Material shown
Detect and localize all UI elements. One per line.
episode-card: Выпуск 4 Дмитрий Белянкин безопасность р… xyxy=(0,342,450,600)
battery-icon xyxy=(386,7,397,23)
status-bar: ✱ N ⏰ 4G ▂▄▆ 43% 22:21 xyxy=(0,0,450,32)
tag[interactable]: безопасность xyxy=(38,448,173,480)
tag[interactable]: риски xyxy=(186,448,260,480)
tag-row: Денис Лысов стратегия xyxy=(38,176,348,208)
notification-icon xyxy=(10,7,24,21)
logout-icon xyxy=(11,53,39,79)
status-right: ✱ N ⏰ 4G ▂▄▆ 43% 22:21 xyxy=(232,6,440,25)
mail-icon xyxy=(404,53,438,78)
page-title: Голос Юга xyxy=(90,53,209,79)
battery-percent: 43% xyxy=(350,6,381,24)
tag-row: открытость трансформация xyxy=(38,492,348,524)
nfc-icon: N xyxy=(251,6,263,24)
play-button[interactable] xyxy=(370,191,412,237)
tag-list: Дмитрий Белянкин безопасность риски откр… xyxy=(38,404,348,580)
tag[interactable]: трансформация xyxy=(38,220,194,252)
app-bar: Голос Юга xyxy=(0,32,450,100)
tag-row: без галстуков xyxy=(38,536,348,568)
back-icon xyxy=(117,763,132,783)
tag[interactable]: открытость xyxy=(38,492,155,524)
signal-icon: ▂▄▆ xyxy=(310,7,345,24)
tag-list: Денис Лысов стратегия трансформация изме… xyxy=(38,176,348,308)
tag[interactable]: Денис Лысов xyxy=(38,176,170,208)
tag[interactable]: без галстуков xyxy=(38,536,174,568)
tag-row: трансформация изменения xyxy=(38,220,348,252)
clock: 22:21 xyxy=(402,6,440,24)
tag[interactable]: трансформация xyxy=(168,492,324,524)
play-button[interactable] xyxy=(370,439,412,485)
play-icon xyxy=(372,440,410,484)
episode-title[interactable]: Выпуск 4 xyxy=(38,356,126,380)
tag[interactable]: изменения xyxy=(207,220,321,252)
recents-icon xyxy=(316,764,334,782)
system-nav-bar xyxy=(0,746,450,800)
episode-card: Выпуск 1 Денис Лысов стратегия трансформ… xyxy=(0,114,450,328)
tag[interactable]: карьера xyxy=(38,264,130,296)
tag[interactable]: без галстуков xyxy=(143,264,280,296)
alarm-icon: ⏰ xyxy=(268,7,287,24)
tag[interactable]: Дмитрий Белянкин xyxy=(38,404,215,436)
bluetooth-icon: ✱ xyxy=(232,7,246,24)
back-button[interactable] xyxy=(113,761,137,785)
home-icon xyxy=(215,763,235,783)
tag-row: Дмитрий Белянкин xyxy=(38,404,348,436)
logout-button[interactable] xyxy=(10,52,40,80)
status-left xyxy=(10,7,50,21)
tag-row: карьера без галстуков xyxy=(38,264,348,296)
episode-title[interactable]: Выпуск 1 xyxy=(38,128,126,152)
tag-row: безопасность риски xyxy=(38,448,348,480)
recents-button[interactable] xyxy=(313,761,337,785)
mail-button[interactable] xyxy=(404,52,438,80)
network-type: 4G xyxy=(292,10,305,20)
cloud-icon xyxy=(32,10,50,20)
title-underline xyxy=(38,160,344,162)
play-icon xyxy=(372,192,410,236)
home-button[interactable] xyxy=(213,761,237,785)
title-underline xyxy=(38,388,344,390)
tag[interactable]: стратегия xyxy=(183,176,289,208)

Your instructions
Copy every row above verbatim, in the same order and with the same line breaks.

Full output
Detect and localize all UI elements. One per line.
episode-card: Выпуск 4 Дмитрий Белянкин безопасность р… xyxy=(0,342,450,600)
battery-icon xyxy=(386,7,397,23)
status-bar: ✱ N ⏰ 4G ▂▄▆ 43% 22:21 xyxy=(0,0,450,32)
tag[interactable]: безопасность xyxy=(38,448,173,480)
tag[interactable]: риски xyxy=(186,448,260,480)
tag-row: Денис Лысов стратегия xyxy=(38,176,348,208)
notification-icon xyxy=(10,7,24,21)
logout-icon xyxy=(11,53,39,79)
status-right: ✱ N ⏰ 4G ▂▄▆ 43% 22:21 xyxy=(232,6,440,25)
mail-icon xyxy=(404,53,438,78)
page-title: Голос Юга xyxy=(90,53,209,79)
battery-percent: 43% xyxy=(350,6,381,24)
tag-row: открытость трансформация xyxy=(38,492,348,524)
nfc-icon: N xyxy=(251,6,263,24)
play-button[interactable] xyxy=(370,191,412,237)
tag-list: Дмитрий Белянкин безопасность риски откр… xyxy=(38,404,348,580)
tag[interactable]: трансформация xyxy=(38,220,194,252)
app-bar: Голос Юга xyxy=(0,32,450,100)
tag-row: без галстуков xyxy=(38,536,348,568)
back-icon xyxy=(117,763,132,783)
tag[interactable]: открытость xyxy=(38,492,155,524)
signal-icon: ▂▄▆ xyxy=(310,7,345,24)
tag-list: Денис Лысов стратегия трансформация изме… xyxy=(38,176,348,308)
tag[interactable]: Денис Лысов xyxy=(38,176,170,208)
tag[interactable]: без галстуков xyxy=(38,536,174,568)
tag-row: трансформация изменения xyxy=(38,220,348,252)
clock: 22:21 xyxy=(402,6,440,24)
tag[interactable]: трансформация xyxy=(168,492,324,524)
play-button[interactable] xyxy=(370,439,412,485)
play-icon xyxy=(372,440,410,484)
episode-title[interactable]: Выпуск 4 xyxy=(38,356,126,380)
tag[interactable]: изменения xyxy=(207,220,321,252)
recents-icon xyxy=(316,764,334,782)
system-nav-bar xyxy=(0,746,450,800)
episode-card: Выпуск 1 Денис Лысов стратегия трансформ… xyxy=(0,114,450,328)
tag[interactable]: карьера xyxy=(38,264,130,296)
tag[interactable]: без галстуков xyxy=(143,264,280,296)
alarm-icon: ⏰ xyxy=(268,7,287,24)
tag[interactable]: Дмитрий Белянкин xyxy=(38,404,215,436)
bluetooth-icon: ✱ xyxy=(232,7,246,24)
back-button[interactable] xyxy=(113,761,137,785)
home-icon xyxy=(215,763,235,783)
tag-row: Дмитрий Белянкин xyxy=(38,404,348,436)
logout-button[interactable] xyxy=(10,52,40,80)
status-left xyxy=(10,7,50,21)
tag-row: карьера без галстуков xyxy=(38,264,348,296)
episode-title[interactable]: Выпуск 1 xyxy=(38,128,126,152)
tag-row: безопасность риски xyxy=(38,448,348,480)
recents-button[interactable] xyxy=(313,761,337,785)
mail-button[interactable] xyxy=(404,52,438,80)
network-type: 4G xyxy=(292,10,305,20)
cloud-icon xyxy=(32,10,50,20)
title-underline xyxy=(38,160,344,162)
play-icon xyxy=(372,192,410,236)
home-button[interactable] xyxy=(213,761,237,785)
title-underline xyxy=(38,388,344,390)
tag[interactable]: стратегия xyxy=(183,176,289,208)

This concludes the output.